== Given instruction 1 ==
Rewrite everything in the forum thread about the Sage 870 from "We have a tassimo" down to "(due to funds).", replacing "hot chocolate" with "tea".

== Text provided ==
* Start *
# advise regarding sage 870 single boiler



## richiepearce (Dec 13, 2013)

Hello,

We have a tassimo at the minute which is ok for my wife as she uses it for hot chocolate. I have never been happy with the coffee it produces.

My wife is treating me to a new machine for Christmas, I have been drawn to the the sage single boiler machine by heston (due to funds).

Would this be a good starting point for a novice who would like some control over what is produced?

Rich.


----------



## 4515 (Jan 30, 2013)

Speaking from personal experience, and something that will be backed up by others (I hope). If you want coffee that you can be happy with split your budget and spend money on a decent grinder. Spend the rest on your coffee machine

I initially thought that the brown dust that you make coffee from was all the same. Well ground coffee makes a world of difference !

You mentioned a limited budget. What sort of budget are you looking to spend on your setup ?

Edit : Just realised that the 870 has an inbuilt grinder. I would consider alternatives that are separate grinder and coffee machines


----------



## richiepearce (Dec 13, 2013)

thanks for the reply Andrew.

The budget is £550.

Rich


----------



## 4515 (Jan 30, 2013)
* End *
== Given instruction 2 ==
Set down, character for character, everything in the records from the line that contains "tab-role-management[interactable]: 角色管理 (369, 100, 460, 130)" down to the line that contains "breadcrumb-item[interactable]: 系统管理 (308, 59, 364, 79)", including both of those lines.

== Material for this exercise ==
* Start *
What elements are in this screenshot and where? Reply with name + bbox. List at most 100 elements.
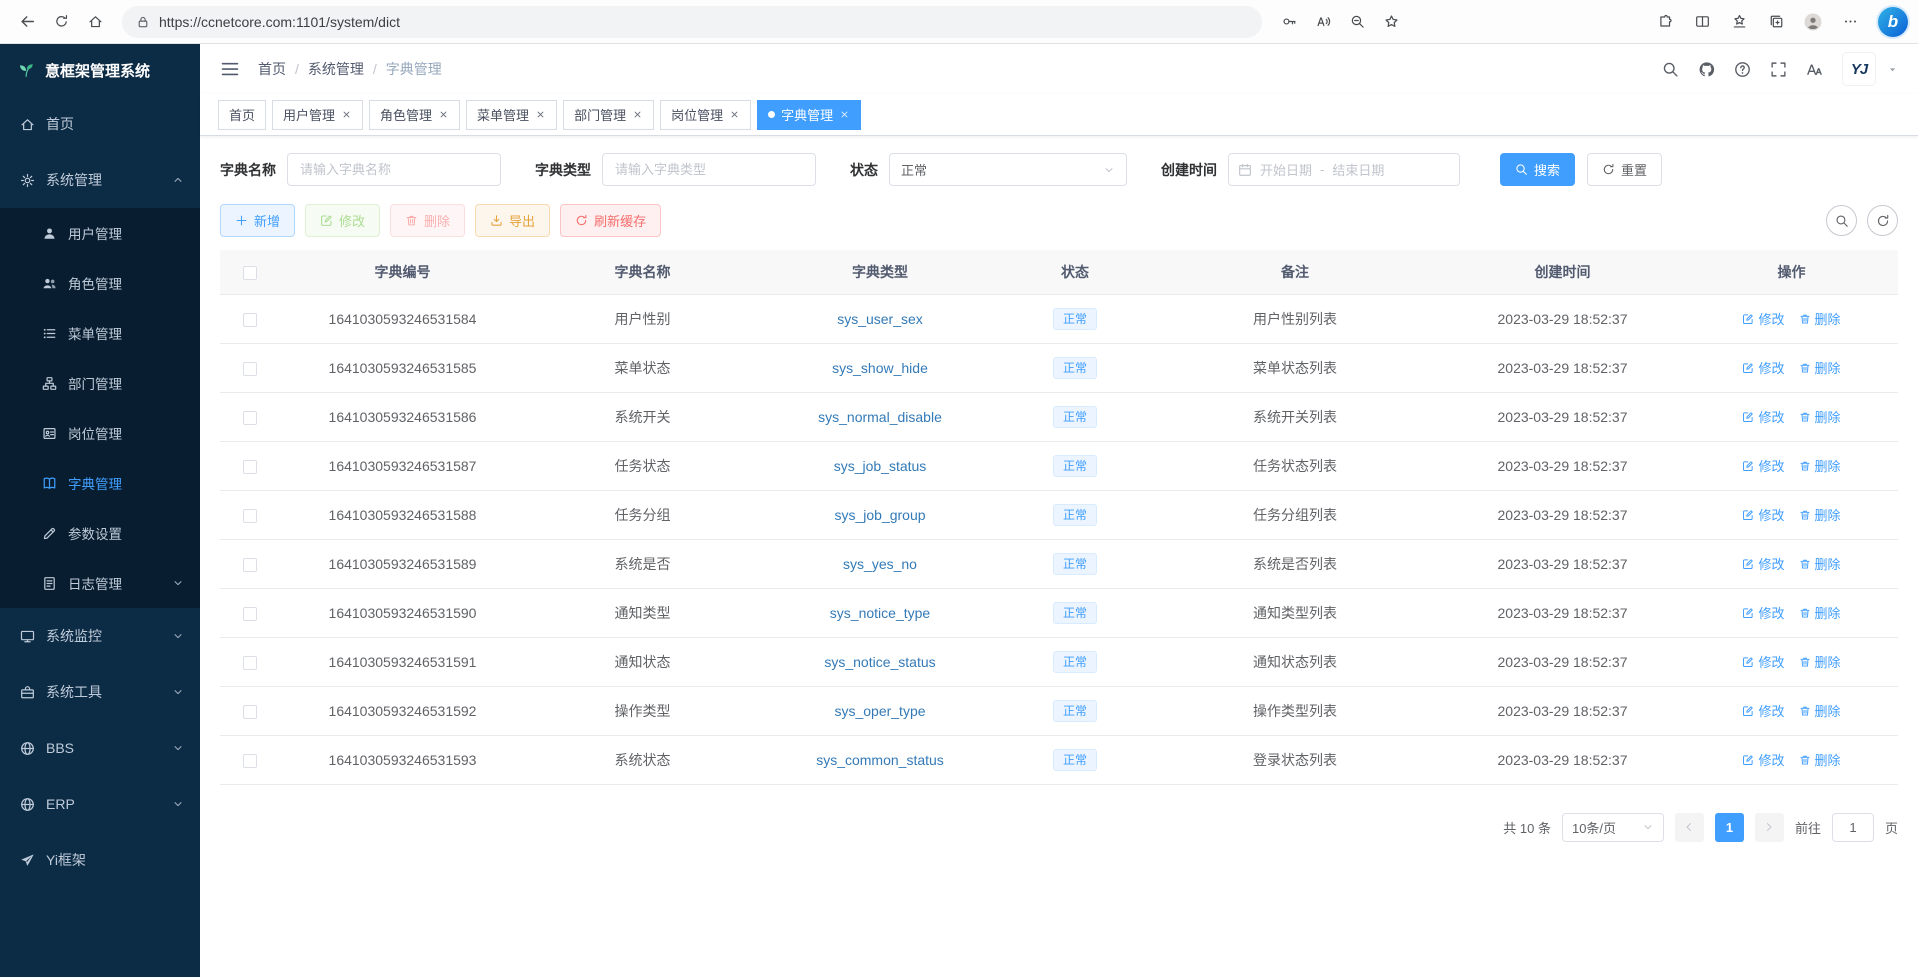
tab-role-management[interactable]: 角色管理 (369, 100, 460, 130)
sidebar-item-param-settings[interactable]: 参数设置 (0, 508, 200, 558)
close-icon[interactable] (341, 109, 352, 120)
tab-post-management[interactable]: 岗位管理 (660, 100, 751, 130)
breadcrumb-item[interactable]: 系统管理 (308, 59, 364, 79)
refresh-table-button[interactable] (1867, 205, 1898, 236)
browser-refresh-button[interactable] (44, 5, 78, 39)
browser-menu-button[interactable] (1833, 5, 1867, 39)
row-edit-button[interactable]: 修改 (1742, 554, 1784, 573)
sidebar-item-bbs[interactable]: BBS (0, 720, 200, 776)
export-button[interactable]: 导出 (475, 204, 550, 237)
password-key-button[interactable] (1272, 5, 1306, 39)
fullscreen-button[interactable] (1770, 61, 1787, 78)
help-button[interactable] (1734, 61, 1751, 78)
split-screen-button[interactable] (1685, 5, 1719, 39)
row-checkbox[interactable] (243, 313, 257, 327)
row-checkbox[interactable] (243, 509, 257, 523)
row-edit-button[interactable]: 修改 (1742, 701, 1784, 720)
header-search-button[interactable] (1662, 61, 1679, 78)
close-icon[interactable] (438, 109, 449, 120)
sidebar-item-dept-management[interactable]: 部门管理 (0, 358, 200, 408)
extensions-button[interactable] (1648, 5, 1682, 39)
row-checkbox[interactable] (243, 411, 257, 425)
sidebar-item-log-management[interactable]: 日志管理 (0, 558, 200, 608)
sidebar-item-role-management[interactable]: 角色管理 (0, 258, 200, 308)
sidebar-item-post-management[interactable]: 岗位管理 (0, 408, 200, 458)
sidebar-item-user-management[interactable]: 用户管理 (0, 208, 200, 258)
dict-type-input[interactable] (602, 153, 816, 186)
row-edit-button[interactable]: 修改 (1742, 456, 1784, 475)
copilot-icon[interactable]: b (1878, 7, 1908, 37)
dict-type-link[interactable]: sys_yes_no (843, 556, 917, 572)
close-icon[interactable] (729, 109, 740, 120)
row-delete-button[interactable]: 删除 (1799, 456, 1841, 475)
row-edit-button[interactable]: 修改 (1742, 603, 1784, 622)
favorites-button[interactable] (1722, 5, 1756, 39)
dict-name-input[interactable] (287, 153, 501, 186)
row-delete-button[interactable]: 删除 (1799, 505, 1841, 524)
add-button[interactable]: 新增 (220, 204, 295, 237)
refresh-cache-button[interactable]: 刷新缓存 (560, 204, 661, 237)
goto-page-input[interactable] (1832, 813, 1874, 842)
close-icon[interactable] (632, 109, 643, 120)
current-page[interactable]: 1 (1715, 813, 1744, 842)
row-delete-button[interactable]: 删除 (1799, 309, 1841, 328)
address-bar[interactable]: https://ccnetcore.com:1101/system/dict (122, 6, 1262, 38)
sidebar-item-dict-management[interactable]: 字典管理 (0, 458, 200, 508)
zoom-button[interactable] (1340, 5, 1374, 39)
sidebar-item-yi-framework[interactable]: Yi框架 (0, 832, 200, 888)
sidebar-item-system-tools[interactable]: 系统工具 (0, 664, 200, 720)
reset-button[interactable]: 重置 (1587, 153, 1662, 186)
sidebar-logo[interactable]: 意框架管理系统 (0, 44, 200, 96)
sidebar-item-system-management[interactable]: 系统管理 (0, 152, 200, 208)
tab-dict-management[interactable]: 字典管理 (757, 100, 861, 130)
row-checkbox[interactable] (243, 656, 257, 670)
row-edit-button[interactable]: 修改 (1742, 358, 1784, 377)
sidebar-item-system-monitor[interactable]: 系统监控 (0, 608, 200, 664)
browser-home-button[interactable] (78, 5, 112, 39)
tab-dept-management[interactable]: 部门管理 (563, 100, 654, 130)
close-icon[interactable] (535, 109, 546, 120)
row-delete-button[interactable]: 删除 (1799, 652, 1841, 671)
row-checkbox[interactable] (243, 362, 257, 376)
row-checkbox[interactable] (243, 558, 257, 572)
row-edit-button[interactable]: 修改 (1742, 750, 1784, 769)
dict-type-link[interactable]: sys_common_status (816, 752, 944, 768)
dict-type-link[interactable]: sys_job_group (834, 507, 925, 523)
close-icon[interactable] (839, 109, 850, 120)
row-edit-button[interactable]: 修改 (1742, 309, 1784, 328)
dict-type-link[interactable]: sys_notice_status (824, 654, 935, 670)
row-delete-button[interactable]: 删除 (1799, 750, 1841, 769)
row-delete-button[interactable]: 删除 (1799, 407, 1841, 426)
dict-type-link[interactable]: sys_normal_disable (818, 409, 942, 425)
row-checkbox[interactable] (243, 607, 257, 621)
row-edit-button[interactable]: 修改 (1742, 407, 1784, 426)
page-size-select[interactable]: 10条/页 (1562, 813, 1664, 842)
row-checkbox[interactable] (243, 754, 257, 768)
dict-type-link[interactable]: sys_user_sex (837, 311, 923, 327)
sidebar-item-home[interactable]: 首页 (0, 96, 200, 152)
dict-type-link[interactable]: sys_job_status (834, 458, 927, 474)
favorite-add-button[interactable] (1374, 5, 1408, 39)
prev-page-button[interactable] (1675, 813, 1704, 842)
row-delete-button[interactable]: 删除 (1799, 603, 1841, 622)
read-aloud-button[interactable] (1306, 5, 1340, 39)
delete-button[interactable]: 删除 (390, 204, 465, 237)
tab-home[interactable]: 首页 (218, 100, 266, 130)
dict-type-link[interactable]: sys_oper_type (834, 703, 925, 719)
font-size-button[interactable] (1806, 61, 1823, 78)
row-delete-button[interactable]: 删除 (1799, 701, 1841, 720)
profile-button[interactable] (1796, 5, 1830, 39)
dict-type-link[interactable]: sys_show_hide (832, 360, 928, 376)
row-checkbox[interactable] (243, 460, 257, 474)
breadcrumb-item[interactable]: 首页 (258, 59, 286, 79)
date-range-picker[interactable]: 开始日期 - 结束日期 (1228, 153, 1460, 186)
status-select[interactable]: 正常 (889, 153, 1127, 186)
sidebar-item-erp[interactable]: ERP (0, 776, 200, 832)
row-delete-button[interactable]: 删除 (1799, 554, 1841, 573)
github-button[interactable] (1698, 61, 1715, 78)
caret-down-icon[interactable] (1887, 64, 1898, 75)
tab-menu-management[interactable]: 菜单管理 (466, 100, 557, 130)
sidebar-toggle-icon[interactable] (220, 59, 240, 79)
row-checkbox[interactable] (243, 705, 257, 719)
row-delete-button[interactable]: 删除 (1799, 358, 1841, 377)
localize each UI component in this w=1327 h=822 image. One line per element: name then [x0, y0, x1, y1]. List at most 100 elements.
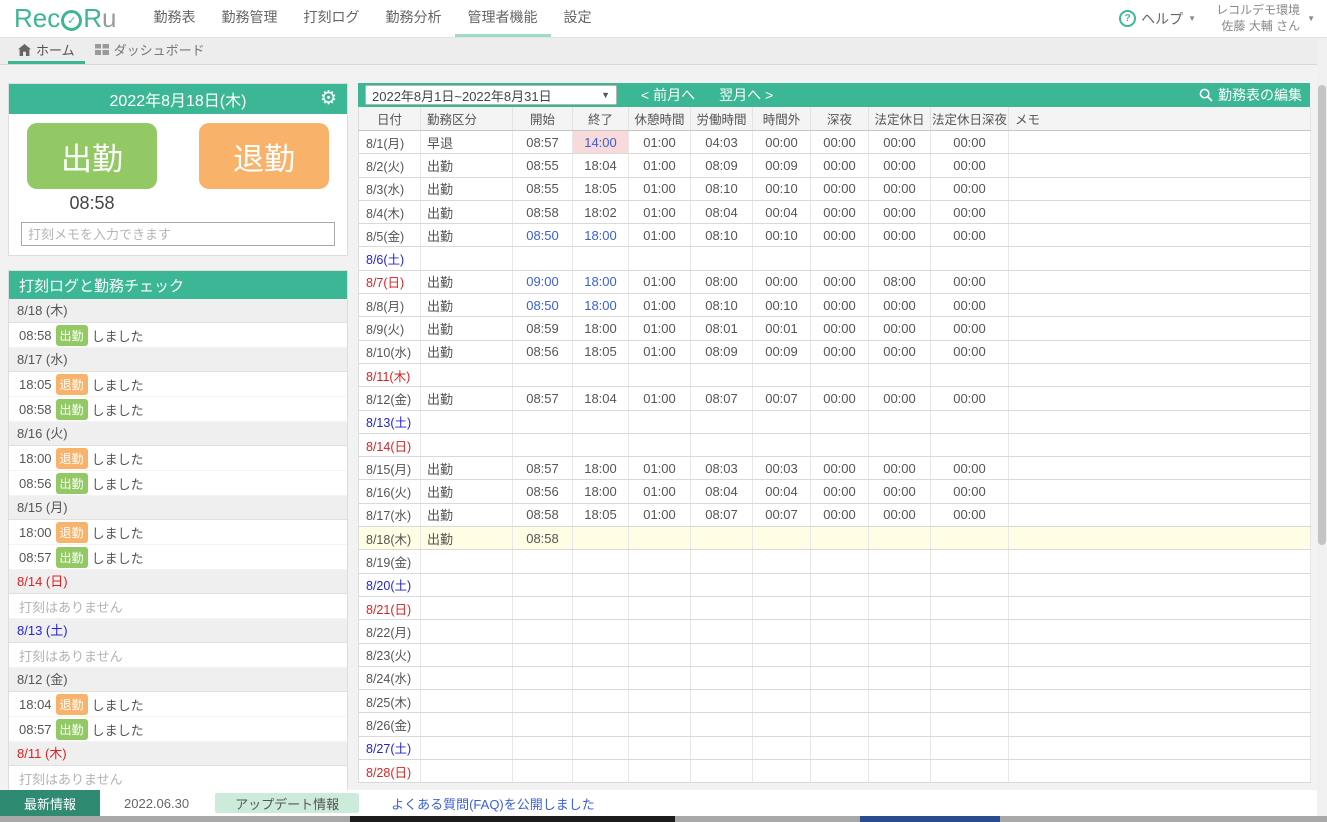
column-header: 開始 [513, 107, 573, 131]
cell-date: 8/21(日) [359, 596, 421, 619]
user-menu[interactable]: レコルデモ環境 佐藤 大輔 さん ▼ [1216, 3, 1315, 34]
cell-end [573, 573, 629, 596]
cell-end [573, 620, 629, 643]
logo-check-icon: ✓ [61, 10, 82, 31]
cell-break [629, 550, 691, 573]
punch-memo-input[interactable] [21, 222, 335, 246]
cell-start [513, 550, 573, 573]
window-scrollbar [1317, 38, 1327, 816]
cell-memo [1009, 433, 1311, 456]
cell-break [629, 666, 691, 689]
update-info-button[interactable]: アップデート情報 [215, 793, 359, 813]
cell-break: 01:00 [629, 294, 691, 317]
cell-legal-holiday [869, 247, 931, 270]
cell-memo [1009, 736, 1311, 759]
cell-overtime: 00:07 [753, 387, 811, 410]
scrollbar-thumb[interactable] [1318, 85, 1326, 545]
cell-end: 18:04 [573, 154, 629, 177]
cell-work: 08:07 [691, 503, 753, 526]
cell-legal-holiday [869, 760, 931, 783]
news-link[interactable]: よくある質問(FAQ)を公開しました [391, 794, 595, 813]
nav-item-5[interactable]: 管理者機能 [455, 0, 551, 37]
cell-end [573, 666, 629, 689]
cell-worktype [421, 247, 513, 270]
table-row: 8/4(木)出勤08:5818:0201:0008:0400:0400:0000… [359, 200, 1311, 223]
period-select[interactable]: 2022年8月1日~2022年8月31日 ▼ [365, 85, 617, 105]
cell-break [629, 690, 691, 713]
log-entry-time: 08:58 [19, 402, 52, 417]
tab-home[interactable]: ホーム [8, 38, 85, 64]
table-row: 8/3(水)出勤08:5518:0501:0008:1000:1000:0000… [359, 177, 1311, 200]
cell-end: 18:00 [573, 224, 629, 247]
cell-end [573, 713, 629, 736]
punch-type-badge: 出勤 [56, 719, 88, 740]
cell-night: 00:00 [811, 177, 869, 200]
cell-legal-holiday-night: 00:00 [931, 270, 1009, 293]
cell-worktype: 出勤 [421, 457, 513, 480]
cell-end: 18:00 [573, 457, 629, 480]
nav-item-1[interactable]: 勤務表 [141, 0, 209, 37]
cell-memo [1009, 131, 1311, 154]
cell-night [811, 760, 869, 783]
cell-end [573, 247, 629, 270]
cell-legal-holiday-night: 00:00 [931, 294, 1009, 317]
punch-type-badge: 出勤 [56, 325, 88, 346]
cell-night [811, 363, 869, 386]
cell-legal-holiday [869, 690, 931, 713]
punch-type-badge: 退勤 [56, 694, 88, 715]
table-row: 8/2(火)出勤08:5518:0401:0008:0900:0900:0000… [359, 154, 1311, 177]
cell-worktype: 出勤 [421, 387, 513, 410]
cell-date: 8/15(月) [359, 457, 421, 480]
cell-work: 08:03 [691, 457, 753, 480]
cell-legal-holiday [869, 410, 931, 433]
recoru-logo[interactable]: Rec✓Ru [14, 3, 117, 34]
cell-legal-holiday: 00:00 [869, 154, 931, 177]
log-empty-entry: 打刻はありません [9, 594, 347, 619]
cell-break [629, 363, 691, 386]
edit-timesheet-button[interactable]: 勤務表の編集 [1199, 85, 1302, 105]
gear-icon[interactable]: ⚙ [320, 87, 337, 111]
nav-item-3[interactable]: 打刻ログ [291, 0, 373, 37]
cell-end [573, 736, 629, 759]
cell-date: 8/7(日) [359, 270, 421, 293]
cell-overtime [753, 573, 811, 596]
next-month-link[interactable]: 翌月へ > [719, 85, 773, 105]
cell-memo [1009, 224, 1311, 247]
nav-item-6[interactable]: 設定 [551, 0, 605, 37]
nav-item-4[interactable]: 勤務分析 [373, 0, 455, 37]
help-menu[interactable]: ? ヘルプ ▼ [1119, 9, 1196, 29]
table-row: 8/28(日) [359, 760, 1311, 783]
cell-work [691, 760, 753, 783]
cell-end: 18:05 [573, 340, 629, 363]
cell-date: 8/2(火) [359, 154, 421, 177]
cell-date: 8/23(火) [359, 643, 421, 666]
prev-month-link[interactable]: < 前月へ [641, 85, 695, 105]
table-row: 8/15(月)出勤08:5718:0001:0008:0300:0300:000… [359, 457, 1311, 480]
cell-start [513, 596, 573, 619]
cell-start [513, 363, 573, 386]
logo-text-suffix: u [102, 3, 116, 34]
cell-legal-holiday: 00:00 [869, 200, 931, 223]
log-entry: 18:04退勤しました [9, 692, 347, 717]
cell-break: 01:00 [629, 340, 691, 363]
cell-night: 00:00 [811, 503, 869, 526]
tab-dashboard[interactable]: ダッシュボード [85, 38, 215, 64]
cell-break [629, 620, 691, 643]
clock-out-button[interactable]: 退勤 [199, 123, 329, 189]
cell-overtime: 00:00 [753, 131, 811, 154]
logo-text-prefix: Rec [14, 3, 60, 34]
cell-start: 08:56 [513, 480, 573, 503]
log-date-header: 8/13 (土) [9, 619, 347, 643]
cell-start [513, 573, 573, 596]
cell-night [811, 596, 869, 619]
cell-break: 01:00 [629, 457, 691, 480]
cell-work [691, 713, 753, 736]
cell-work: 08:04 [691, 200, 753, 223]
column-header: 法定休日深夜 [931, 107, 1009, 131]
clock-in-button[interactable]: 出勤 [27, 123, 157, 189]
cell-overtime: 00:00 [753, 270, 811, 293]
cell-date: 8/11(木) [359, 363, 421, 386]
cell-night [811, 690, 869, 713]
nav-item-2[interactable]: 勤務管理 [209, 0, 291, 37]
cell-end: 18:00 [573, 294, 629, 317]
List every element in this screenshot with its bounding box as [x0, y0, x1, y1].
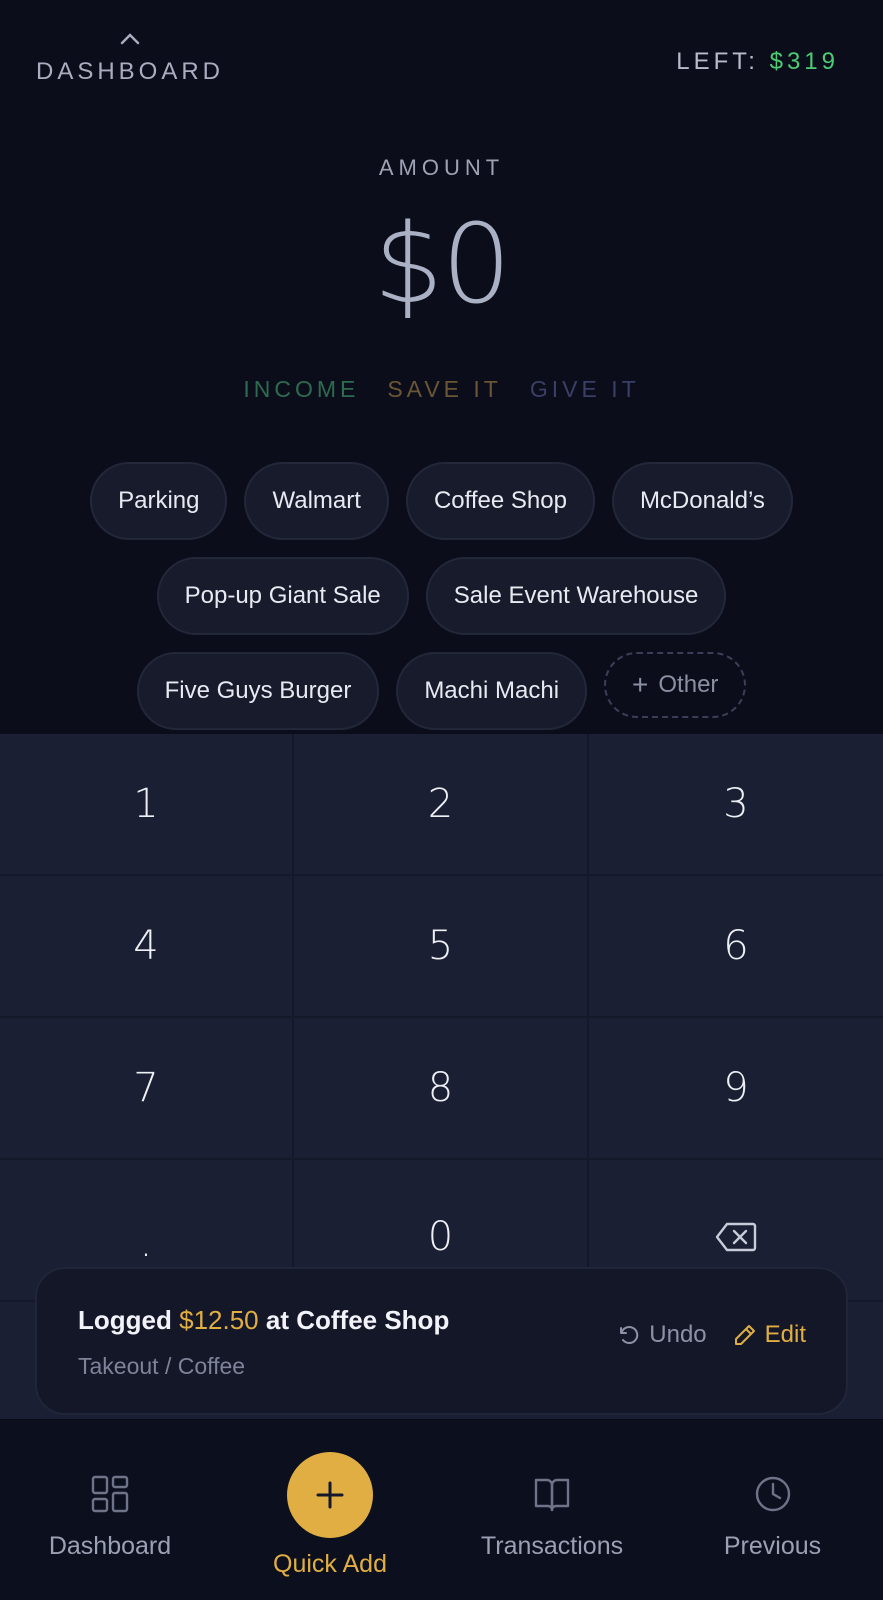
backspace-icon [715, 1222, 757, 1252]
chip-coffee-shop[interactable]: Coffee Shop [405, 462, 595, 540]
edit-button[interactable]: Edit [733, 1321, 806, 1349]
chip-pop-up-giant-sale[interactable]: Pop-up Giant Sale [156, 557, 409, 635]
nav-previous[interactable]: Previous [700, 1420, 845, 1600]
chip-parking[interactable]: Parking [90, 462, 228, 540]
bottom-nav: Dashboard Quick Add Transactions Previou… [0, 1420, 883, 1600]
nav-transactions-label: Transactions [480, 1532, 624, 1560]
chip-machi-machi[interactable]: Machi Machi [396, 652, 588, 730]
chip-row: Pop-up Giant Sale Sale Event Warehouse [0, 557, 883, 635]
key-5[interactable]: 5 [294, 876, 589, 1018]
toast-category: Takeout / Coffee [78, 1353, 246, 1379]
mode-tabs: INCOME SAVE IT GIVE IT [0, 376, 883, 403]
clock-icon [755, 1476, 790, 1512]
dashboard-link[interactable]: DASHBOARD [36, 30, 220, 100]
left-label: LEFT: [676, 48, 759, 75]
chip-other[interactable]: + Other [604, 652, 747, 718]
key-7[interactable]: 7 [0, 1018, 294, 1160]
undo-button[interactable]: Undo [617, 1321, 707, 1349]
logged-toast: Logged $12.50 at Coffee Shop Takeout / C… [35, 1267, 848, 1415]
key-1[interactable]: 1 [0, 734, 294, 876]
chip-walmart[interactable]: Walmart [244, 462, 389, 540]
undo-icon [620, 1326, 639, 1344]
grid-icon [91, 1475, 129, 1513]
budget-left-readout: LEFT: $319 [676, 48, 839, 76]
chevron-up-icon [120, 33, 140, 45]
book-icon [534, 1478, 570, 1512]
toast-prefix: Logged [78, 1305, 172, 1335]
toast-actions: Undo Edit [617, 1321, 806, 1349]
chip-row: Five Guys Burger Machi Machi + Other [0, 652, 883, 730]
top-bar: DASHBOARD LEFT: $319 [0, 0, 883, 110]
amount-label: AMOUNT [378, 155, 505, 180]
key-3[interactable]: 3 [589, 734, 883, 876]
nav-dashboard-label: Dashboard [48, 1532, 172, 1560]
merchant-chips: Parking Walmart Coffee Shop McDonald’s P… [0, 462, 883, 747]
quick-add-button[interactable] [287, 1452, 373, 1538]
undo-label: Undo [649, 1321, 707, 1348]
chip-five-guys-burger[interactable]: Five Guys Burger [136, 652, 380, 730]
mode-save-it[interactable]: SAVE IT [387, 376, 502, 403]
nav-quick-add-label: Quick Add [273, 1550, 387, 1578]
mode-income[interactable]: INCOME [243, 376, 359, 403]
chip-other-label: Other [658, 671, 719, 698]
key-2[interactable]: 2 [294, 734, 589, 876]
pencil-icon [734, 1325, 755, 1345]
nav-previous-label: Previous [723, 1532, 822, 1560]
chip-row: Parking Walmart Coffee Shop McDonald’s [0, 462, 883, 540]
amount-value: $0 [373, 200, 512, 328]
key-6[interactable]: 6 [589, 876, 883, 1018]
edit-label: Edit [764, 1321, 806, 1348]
* End *
== Exercise output 1 ==
We have a tassimo at the minute which is ok for my wife as she uses it for tea. I have never been happy with the coffee it produces.

My wife is treating me to a new machine for Christmas, I have been drawn to the the sage single boiler machine by heston (due to funds).

== Exercise output 2 ==
tab-role-management[interactable]: 角色管理 (369, 100, 460, 130)
sidebar-item-param-settings[interactable]: 参数设置 (0, 508, 200, 558)
close-icon[interactable] (341, 109, 352, 120)
tab-post-management[interactable]: 岗位管理 (660, 100, 751, 130)
breadcrumb-item[interactable]: 系统管理 (308, 59, 364, 79)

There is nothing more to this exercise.